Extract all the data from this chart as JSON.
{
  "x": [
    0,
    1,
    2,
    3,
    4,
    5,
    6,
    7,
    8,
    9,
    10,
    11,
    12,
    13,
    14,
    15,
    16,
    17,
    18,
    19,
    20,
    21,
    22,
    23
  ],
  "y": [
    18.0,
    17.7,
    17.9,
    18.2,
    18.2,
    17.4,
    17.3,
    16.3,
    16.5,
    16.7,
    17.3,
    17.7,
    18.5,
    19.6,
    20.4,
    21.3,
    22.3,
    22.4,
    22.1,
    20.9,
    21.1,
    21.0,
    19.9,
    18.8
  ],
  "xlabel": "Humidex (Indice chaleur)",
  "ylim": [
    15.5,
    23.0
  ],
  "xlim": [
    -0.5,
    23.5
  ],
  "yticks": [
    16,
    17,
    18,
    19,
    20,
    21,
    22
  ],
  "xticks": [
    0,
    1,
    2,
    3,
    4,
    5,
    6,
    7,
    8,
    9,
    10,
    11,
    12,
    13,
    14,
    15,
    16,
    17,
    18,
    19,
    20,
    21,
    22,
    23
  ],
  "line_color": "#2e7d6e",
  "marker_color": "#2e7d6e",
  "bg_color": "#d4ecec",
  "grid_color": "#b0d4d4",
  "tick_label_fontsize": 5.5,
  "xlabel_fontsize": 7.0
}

Aim of the task: Every line of the records above needs to be given again exactly.

Written solution:
Extract all the data from this chart as JSON.
{
  "x": [
    0,
    1,
    2,
    3,
    4,
    5,
    6,
    7,
    8,
    9,
    10,
    11,
    12,
    13,
    14,
    15,
    16,
    17,
    18,
    19,
    20,
    21,
    22,
    23
  ],
  "y": [
    18.0,
    17.7,
    17.9,
    18.2,
    18.2,
    17.4,
    17.3,
    16.3,
    16.5,
    16.7,
    17.3,
    17.7,
    18.5,
    19.6,
    20.4,
    21.3,
    22.3,
    22.4,
    22.1,
    20.9,
    21.1,
    21.0,
    19.9,
    18.8
  ],
  "xlabel": "Humidex (Indice chaleur)",
  "ylim": [
    15.5,
    23.0
  ],
  "xlim": [
    -0.5,
    23.5
  ],
  "yticks": [
    16,
    17,
    18,
    19,
    20,
    21,
    22
  ],
  "xticks": [
    0,
    1,
    2,
    3,
    4,
    5,
    6,
    7,
    8,
    9,
    10,
    11,
    12,
    13,
    14,
    15,
    16,
    17,
    18,
    19,
    20,
    21,
    22,
    23
  ],
  "line_color": "#2e7d6e",
  "marker_color": "#2e7d6e",
  "bg_color": "#d4ecec",
  "grid_color": "#b0d4d4",
  "tick_label_fontsize": 5.5,
  "xlabel_fontsize": 7.0
}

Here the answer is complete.